Work instructions: Search the entries for the word "bottom" and pull out each line that has it.

Records contained in a dataset:
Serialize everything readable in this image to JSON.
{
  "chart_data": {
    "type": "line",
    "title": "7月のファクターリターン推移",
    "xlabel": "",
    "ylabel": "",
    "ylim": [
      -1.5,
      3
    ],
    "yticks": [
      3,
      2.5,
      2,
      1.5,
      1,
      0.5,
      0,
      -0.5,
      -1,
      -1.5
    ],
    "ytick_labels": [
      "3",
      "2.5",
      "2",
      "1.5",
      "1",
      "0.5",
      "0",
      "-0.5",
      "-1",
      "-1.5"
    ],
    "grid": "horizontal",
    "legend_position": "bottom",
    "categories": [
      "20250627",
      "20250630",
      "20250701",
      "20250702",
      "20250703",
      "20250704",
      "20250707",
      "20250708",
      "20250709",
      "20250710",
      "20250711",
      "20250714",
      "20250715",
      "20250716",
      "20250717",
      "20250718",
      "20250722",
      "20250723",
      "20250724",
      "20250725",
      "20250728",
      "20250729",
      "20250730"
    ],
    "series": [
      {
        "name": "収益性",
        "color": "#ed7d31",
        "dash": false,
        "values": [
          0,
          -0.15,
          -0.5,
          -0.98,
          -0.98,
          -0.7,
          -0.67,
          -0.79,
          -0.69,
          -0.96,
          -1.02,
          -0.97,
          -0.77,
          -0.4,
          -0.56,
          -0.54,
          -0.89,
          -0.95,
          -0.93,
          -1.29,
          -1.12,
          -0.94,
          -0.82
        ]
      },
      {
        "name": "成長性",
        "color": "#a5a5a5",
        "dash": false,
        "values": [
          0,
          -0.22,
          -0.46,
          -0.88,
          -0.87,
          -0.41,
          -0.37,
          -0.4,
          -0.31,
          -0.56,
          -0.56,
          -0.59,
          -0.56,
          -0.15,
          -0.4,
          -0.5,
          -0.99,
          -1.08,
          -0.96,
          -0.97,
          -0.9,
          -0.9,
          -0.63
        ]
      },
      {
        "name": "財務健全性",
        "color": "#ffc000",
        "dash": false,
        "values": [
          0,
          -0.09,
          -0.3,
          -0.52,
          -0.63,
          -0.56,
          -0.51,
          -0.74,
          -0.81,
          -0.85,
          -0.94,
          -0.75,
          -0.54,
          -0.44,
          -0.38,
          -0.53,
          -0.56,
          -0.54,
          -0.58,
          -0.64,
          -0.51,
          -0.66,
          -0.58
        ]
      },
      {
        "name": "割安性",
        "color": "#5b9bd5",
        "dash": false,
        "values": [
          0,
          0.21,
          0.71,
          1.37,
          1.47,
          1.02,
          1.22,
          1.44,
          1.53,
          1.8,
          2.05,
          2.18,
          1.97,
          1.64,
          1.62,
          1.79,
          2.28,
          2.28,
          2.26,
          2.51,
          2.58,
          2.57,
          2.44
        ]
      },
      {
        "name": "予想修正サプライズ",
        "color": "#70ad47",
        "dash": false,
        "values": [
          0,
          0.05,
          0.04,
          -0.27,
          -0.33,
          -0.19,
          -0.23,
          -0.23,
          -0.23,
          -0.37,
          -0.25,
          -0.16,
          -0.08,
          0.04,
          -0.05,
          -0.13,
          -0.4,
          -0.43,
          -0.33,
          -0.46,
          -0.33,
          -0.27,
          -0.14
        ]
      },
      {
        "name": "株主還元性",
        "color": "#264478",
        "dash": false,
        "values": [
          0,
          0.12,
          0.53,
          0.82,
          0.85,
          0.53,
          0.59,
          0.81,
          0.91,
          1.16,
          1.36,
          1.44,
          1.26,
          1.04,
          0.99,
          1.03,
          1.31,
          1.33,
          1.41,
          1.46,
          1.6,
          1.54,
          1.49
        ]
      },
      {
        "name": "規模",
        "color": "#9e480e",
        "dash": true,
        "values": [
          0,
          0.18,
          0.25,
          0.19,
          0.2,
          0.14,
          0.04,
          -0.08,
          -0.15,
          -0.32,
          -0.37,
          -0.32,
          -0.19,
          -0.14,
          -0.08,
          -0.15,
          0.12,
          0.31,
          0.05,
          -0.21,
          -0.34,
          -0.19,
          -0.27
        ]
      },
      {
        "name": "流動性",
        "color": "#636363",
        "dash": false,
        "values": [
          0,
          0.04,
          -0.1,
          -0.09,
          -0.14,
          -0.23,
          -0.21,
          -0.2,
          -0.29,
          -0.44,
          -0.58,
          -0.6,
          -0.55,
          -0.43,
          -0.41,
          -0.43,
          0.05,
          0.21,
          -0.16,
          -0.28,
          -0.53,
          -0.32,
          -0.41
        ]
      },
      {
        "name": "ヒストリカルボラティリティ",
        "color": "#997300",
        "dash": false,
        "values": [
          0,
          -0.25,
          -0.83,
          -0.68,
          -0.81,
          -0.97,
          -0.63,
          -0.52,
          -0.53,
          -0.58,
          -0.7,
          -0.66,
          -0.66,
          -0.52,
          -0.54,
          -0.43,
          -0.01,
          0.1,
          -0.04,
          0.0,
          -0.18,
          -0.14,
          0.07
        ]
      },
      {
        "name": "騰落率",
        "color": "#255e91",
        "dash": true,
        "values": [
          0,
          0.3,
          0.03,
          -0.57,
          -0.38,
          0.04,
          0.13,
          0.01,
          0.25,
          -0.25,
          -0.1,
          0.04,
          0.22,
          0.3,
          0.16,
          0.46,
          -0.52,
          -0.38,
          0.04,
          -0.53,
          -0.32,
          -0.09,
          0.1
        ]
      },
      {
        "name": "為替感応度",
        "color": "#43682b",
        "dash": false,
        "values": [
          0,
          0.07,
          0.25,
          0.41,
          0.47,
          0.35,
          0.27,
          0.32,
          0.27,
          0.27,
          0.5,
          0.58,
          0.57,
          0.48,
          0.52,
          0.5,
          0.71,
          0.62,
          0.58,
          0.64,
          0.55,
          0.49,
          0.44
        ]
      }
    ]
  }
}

==

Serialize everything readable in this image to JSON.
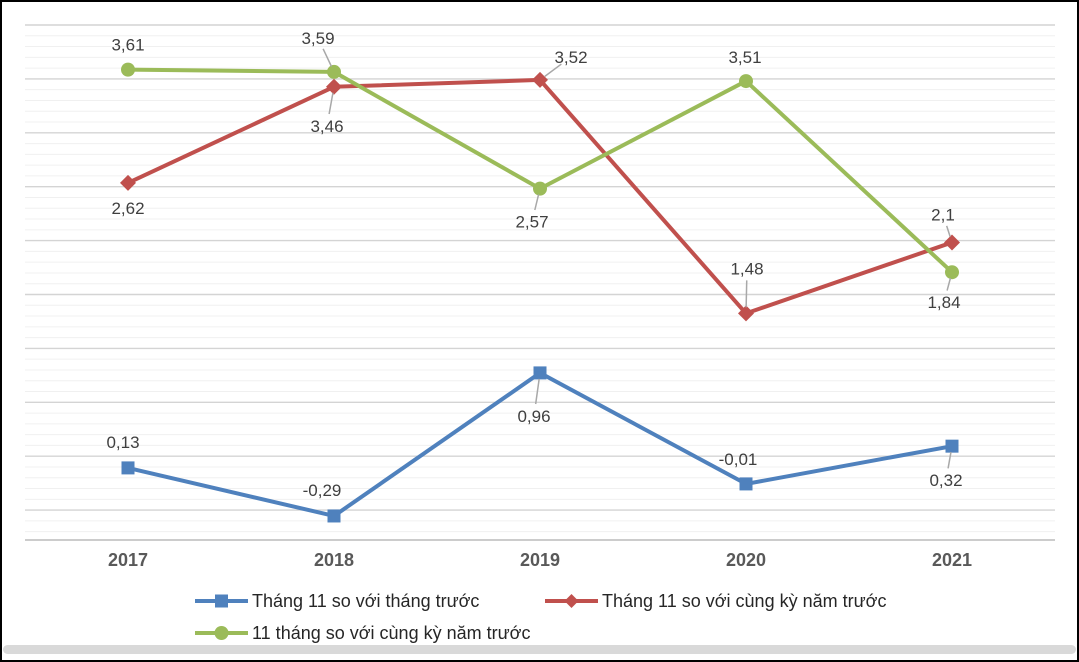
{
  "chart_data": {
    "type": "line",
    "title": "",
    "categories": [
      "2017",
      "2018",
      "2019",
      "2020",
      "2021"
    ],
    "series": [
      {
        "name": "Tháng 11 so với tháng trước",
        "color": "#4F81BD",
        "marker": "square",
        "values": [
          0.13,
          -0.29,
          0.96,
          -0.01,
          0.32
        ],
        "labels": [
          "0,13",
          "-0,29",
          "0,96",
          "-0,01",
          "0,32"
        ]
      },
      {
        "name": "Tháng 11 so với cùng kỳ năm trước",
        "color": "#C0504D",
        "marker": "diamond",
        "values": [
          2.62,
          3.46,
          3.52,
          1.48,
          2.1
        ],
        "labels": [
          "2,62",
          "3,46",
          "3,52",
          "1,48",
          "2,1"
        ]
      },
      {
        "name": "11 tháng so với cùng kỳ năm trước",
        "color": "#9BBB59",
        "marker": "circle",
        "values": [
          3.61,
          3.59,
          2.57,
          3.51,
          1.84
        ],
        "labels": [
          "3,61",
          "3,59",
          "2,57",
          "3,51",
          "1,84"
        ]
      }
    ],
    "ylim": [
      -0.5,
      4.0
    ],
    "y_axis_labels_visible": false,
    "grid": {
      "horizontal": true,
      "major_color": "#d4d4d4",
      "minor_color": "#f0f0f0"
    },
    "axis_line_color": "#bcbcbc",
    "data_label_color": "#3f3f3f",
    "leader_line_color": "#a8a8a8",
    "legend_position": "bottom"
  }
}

Task output:
    "legend_position": "bottom",
    "legend_position": "bottom"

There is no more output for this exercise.